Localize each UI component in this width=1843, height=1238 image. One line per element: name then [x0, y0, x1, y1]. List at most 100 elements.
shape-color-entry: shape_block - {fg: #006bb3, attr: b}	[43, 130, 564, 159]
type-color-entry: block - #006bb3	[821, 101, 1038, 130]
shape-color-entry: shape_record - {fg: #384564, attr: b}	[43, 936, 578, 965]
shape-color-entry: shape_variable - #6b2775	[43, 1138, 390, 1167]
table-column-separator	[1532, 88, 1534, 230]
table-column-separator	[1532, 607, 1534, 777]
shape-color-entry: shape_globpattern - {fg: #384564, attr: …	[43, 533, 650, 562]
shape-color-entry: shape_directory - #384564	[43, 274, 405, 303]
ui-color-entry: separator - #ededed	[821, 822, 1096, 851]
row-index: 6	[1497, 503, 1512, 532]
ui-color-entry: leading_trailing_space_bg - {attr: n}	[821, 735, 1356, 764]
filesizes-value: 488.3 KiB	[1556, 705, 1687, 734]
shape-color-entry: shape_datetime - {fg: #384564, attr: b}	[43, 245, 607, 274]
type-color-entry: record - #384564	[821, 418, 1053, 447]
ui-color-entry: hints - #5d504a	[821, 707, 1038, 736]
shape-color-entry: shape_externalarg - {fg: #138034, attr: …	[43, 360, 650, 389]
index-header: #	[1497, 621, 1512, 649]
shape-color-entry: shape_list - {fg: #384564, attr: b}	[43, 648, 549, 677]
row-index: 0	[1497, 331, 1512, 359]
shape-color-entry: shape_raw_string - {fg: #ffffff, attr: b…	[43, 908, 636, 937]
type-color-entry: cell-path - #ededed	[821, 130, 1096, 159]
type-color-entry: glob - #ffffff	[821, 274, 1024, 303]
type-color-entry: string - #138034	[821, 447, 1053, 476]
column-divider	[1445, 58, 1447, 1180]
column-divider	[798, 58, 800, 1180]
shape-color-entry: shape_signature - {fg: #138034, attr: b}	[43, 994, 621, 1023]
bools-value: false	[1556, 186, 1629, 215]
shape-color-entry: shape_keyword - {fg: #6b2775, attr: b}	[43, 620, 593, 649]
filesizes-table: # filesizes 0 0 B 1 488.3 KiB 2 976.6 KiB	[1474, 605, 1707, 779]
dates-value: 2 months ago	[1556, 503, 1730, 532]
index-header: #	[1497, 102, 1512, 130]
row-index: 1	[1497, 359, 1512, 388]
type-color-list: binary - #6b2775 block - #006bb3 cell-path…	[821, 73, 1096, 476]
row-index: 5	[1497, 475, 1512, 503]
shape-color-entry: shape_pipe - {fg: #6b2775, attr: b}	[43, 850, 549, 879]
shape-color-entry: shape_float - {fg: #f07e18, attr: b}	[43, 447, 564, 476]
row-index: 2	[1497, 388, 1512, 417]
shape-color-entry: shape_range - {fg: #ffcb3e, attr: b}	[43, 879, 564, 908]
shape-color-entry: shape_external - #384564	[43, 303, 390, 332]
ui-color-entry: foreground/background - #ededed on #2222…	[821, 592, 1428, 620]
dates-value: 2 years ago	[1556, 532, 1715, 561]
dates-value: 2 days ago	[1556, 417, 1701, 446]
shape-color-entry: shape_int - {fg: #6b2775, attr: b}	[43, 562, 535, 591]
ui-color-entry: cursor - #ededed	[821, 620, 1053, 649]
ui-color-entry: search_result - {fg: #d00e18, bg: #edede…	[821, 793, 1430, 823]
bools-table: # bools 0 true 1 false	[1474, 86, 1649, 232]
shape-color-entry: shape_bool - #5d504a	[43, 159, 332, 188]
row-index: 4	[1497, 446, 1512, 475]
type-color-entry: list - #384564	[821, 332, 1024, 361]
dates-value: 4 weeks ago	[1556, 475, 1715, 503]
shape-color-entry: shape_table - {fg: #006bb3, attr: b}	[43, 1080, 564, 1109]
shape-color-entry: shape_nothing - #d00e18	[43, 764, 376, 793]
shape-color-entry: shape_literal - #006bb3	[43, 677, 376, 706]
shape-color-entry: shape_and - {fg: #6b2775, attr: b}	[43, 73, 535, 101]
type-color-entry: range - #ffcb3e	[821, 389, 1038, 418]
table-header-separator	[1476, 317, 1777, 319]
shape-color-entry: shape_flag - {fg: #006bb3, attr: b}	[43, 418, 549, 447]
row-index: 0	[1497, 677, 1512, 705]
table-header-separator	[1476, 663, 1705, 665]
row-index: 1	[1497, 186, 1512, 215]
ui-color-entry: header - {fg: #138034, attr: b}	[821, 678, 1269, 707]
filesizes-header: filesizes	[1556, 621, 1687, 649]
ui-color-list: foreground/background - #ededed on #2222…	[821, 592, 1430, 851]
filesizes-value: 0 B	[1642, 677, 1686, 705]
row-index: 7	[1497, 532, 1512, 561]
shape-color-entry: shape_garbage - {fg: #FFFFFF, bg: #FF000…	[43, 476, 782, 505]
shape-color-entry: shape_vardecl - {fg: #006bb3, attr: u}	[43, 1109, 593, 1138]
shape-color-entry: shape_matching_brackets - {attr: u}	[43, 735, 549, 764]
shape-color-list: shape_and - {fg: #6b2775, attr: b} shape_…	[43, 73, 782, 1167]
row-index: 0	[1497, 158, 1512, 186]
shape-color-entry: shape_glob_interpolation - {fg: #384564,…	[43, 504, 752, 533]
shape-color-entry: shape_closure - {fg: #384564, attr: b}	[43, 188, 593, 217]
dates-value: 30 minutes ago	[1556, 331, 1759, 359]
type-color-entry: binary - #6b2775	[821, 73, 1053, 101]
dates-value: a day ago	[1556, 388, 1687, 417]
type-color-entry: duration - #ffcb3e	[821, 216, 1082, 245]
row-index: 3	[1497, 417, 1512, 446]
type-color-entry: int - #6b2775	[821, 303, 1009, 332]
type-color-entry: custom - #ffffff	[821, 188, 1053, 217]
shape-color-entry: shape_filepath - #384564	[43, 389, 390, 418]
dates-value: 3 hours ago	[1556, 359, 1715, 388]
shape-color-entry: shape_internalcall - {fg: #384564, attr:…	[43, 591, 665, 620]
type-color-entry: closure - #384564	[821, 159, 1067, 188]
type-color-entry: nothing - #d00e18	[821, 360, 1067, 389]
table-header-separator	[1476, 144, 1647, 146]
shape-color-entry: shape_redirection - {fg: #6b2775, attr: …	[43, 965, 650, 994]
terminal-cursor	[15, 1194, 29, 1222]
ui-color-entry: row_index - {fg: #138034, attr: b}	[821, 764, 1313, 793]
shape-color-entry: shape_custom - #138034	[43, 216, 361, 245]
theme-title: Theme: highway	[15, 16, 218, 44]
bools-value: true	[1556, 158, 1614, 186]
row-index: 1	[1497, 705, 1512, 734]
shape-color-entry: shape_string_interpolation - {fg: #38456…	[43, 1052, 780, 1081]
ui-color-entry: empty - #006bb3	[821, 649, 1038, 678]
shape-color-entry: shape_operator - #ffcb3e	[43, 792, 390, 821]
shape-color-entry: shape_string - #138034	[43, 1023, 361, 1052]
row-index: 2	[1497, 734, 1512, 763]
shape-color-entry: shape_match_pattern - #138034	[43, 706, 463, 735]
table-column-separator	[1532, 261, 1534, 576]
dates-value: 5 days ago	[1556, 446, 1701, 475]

━━━━━━━━━━━━━━━━

Copy the listing from its opening line through the line containing "707, 1038, 736]", reproducing both of those lines and every line between them without any change.

Localize each UI component in this width=1843, height=1238 image. One line per element: name then [x0, y0, x1, y1]. List at most 100 elements.
shape-color-entry: shape_block - {fg: #006bb3, attr: b}	[43, 130, 564, 159]
type-color-entry: block - #006bb3	[821, 101, 1038, 130]
shape-color-entry: shape_record - {fg: #384564, attr: b}	[43, 936, 578, 965]
shape-color-entry: shape_variable - #6b2775	[43, 1138, 390, 1167]
table-column-separator	[1532, 88, 1534, 230]
table-column-separator	[1532, 607, 1534, 777]
shape-color-entry: shape_globpattern - {fg: #384564, attr: …	[43, 533, 650, 562]
shape-color-entry: shape_directory - #384564	[43, 274, 405, 303]
ui-color-entry: separator - #ededed	[821, 822, 1096, 851]
row-index: 6	[1497, 503, 1512, 532]
ui-color-entry: leading_trailing_space_bg - {attr: n}	[821, 735, 1356, 764]
filesizes-value: 488.3 KiB	[1556, 705, 1687, 734]
shape-color-entry: shape_datetime - {fg: #384564, attr: b}	[43, 245, 607, 274]
type-color-entry: record - #384564	[821, 418, 1053, 447]
ui-color-entry: hints - #5d504a	[821, 707, 1038, 736]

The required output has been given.